Below are entries to be transcribed exactly; exclude the pictures from the copy.

Data for the task -
□ □ □ □ □ □ □
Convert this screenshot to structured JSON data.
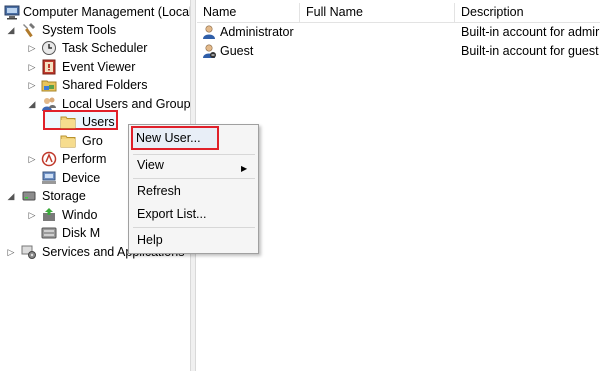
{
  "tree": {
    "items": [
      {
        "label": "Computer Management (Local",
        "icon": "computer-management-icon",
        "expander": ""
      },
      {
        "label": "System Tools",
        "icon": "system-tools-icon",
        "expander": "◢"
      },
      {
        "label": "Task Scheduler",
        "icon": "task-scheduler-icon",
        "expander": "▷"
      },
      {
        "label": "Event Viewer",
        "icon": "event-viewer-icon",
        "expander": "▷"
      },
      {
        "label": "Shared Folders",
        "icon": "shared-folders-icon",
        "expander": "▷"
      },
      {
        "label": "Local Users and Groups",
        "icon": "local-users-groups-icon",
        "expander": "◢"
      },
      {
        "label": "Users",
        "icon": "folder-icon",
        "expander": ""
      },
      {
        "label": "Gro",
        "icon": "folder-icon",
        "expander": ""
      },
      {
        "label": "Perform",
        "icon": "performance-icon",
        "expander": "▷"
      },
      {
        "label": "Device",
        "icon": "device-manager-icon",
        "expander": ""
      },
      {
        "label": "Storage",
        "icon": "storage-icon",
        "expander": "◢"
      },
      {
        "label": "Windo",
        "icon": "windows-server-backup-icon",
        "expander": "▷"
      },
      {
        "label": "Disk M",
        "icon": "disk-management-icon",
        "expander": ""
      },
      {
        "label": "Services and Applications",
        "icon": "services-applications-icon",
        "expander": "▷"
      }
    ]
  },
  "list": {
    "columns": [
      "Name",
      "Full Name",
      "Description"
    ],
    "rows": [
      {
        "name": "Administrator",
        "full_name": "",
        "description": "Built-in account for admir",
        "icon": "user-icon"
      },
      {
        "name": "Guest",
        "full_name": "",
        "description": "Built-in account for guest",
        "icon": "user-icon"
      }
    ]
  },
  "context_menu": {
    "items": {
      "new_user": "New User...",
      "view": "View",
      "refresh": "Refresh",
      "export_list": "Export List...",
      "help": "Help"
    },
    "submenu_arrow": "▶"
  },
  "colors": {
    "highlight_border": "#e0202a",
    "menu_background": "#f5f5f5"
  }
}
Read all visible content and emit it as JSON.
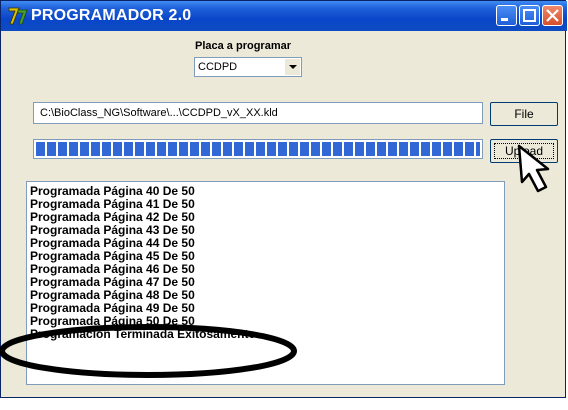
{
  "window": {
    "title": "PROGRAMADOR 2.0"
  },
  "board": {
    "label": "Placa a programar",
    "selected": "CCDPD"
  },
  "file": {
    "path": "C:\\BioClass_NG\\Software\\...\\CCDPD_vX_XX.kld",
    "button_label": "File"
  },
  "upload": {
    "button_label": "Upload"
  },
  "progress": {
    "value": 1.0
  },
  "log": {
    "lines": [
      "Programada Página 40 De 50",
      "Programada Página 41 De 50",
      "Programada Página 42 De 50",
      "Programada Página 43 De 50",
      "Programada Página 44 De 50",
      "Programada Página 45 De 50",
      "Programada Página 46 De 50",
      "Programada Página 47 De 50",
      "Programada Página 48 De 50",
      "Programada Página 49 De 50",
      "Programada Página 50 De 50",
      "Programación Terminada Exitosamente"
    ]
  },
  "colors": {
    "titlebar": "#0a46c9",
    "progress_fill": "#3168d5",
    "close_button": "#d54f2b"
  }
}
□ □ □ □ □ □ □
Reply to the task -
Convert this screenshot to structured JSON data.
{
  "tree": {
    "items": [
      {
        "label": "Computer Management (Local",
        "icon": "computer-management-icon",
        "expander": ""
      },
      {
        "label": "System Tools",
        "icon": "system-tools-icon",
        "expander": "◢"
      },
      {
        "label": "Task Scheduler",
        "icon": "task-scheduler-icon",
        "expander": "▷"
      },
      {
        "label": "Event Viewer",
        "icon": "event-viewer-icon",
        "expander": "▷"
      },
      {
        "label": "Shared Folders",
        "icon": "shared-folders-icon",
        "expander": "▷"
      },
      {
        "label": "Local Users and Groups",
        "icon": "local-users-groups-icon",
        "expander": "◢"
      },
      {
        "label": "Users",
        "icon": "folder-icon",
        "expander": ""
      },
      {
        "label": "Gro",
        "icon": "folder-icon",
        "expander": ""
      },
      {
        "label": "Perform",
        "icon": "performance-icon",
        "expander": "▷"
      },
      {
        "label": "Device",
        "icon": "device-manager-icon",
        "expander": ""
      },
      {
        "label": "Storage",
        "icon": "storage-icon",
        "expander": "◢"
      },
      {
        "label": "Windo",
        "icon": "windows-server-backup-icon",
        "expander": "▷"
      },
      {
        "label": "Disk M",
        "icon": "disk-management-icon",
        "expander": ""
      },
      {
        "label": "Services and Applications",
        "icon": "services-applications-icon",
        "expander": "▷"
      }
    ]
  },
  "list": {
    "columns": [
      "Name",
      "Full Name",
      "Description"
    ],
    "rows": [
      {
        "name": "Administrator",
        "full_name": "",
        "description": "Built-in account for admir",
        "icon": "user-icon"
      },
      {
        "name": "Guest",
        "full_name": "",
        "description": "Built-in account for guest",
        "icon": "user-icon"
      }
    ]
  },
  "context_menu": {
    "items": {
      "new_user": "New User...",
      "view": "View",
      "refresh": "Refresh",
      "export_list": "Export List...",
      "help": "Help"
    },
    "submenu_arrow": "▶"
  },
  "colors": {
    "highlight_border": "#e0202a",
    "menu_background": "#f5f5f5"
  }
}
Read all visible content and emit it as JSON.
{
  "window": {
    "title": "PROGRAMADOR 2.0"
  },
  "board": {
    "label": "Placa a programar",
    "selected": "CCDPD"
  },
  "file": {
    "path": "C:\\BioClass_NG\\Software\\...\\CCDPD_vX_XX.kld",
    "button_label": "File"
  },
  "upload": {
    "button_label": "Upload"
  },
  "progress": {
    "value": 1.0
  },
  "log": {
    "lines": [
      "Programada Página 40 De 50",
      "Programada Página 41 De 50",
      "Programada Página 42 De 50",
      "Programada Página 43 De 50",
      "Programada Página 44 De 50",
      "Programada Página 45 De 50",
      "Programada Página 46 De 50",
      "Programada Página 47 De 50",
      "Programada Página 48 De 50",
      "Programada Página 49 De 50",
      "Programada Página 50 De 50",
      "Programación Terminada Exitosamente"
    ]
  },
  "colors": {
    "titlebar": "#0a46c9",
    "progress_fill": "#3168d5",
    "close_button": "#d54f2b"
  }
}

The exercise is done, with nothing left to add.